▶ [DIRECTIONS]
Reproduce all of the records exactly.

........

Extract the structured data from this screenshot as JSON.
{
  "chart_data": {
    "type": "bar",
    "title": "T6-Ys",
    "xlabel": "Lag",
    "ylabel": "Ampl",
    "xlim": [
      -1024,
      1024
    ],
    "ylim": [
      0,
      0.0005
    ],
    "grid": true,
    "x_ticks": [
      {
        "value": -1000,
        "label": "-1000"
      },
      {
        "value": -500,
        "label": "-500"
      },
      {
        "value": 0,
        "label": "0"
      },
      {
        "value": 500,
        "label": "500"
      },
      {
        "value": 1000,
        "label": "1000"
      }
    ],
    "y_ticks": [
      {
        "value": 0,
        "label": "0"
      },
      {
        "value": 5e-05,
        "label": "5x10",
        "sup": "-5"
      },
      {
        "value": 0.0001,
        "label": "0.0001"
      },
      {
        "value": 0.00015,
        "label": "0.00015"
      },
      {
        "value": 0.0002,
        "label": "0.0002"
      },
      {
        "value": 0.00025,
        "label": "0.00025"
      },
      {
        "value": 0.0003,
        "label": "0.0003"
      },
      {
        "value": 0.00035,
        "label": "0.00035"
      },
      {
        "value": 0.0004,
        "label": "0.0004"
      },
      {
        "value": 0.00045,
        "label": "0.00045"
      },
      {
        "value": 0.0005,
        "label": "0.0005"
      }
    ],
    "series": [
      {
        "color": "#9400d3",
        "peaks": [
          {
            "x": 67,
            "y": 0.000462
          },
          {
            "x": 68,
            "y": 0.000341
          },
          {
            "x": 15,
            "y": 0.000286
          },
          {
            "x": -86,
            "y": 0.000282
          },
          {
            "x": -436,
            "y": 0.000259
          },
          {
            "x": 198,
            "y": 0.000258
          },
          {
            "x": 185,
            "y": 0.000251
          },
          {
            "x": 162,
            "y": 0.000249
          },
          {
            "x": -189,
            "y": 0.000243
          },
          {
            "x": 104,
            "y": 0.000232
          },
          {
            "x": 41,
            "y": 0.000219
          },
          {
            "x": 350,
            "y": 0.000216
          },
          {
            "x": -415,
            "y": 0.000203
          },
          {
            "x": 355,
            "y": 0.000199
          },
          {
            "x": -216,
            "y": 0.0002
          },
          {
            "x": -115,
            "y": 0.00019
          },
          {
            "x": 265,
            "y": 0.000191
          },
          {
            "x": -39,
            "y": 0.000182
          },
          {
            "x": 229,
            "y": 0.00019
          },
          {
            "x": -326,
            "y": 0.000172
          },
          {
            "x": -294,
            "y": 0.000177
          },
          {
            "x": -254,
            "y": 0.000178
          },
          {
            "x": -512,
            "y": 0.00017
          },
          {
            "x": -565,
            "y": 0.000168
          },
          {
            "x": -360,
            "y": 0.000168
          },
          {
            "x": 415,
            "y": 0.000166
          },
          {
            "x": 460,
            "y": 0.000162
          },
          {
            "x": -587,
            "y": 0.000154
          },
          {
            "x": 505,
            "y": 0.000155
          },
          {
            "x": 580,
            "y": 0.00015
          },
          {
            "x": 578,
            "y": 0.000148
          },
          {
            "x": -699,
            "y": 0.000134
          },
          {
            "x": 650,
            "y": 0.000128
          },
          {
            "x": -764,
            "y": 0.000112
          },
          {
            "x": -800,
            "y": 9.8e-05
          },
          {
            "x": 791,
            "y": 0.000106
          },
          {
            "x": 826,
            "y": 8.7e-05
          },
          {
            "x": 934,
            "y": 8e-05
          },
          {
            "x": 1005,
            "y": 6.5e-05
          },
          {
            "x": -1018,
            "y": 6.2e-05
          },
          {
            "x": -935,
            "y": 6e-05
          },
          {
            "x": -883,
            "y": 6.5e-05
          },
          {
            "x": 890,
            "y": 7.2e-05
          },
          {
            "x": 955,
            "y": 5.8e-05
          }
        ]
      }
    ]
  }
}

........

▶ [ANSWER TO THE EXERCISE]
Extract the structured data from this screenshot as JSON.
{
  "chart_data": {
    "type": "bar",
    "title": "T6-Ys",
    "xlabel": "Lag",
    "ylabel": "Ampl",
    "xlim": [
      -1024,
      1024
    ],
    "ylim": [
      0,
      0.0005
    ],
    "grid": true,
    "x_ticks": [
      {
        "value": -1000,
        "label": "-1000"
      },
      {
        "value": -500,
        "label": "-500"
      },
      {
        "value": 0,
        "label": "0"
      },
      {
        "value": 500,
        "label": "500"
      },
      {
        "value": 1000,
        "label": "1000"
      }
    ],
    "y_ticks": [
      {
        "value": 0,
        "label": "0"
      },
      {
        "value": 5e-05,
        "label": "5x10",
        "sup": "-5"
      },
      {
        "value": 0.0001,
        "label": "0.0001"
      },
      {
        "value": 0.00015,
        "label": "0.00015"
      },
      {
        "value": 0.0002,
        "label": "0.0002"
      },
      {
        "value": 0.00025,
        "label": "0.00025"
      },
      {
        "value": 0.0003,
        "label": "0.0003"
      },
      {
        "value": 0.00035,
        "label": "0.00035"
      },
      {
        "value": 0.0004,
        "label": "0.0004"
      },
      {
        "value": 0.00045,
        "label": "0.00045"
      },
      {
        "value": 0.0005,
        "label": "0.0005"
      }
    ],
    "series": [
      {
        "color": "#9400d3",
        "peaks": [
          {
            "x": 67,
            "y": 0.000462
          },
          {
            "x": 68,
            "y": 0.000341
          },
          {
            "x": 15,
            "y": 0.000286
          },
          {
            "x": -86,
            "y": 0.000282
          },
          {
            "x": -436,
            "y": 0.000259
          },
          {
            "x": 198,
            "y": 0.000258
          },
          {
            "x": 185,
            "y": 0.000251
          },
          {
            "x": 162,
            "y": 0.000249
          },
          {
            "x": -189,
            "y": 0.000243
          },
          {
            "x": 104,
            "y": 0.000232
          },
          {
            "x": 41,
            "y": 0.000219
          },
          {
            "x": 350,
            "y": 0.000216
          },
          {
            "x": -415,
            "y": 0.000203
          },
          {
            "x": 355,
            "y": 0.000199
          },
          {
            "x": -216,
            "y": 0.0002
          },
          {
            "x": -115,
            "y": 0.00019
          },
          {
            "x": 265,
            "y": 0.000191
          },
          {
            "x": -39,
            "y": 0.000182
          },
          {
            "x": 229,
            "y": 0.00019
          },
          {
            "x": -326,
            "y": 0.000172
          },
          {
            "x": -294,
            "y": 0.000177
          },
          {
            "x": -254,
            "y": 0.000178
          },
          {
            "x": -512,
            "y": 0.00017
          },
          {
            "x": -565,
            "y": 0.000168
          },
          {
            "x": -360,
            "y": 0.000168
          },
          {
            "x": 415,
            "y": 0.000166
          },
          {
            "x": 460,
            "y": 0.000162
          },
          {
            "x": -587,
            "y": 0.000154
          },
          {
            "x": 505,
            "y": 0.000155
          },
          {
            "x": 580,
            "y": 0.00015
          },
          {
            "x": 578,
            "y": 0.000148
          },
          {
            "x": -699,
            "y": 0.000134
          },
          {
            "x": 650,
            "y": 0.000128
          },
          {
            "x": -764,
            "y": 0.000112
          },
          {
            "x": -800,
            "y": 9.8e-05
          },
          {
            "x": 791,
            "y": 0.000106
          },
          {
            "x": 826,
            "y": 8.7e-05
          },
          {
            "x": 934,
            "y": 8e-05
          },
          {
            "x": 1005,
            "y": 6.5e-05
          },
          {
            "x": -1018,
            "y": 6.2e-05
          },
          {
            "x": -935,
            "y": 6e-05
          },
          {
            "x": -883,
            "y": 6.5e-05
          },
          {
            "x": 890,
            "y": 7.2e-05
          },
          {
            "x": 955,
            "y": 5.8e-05
          }
        ]
      }
    ]
  }
}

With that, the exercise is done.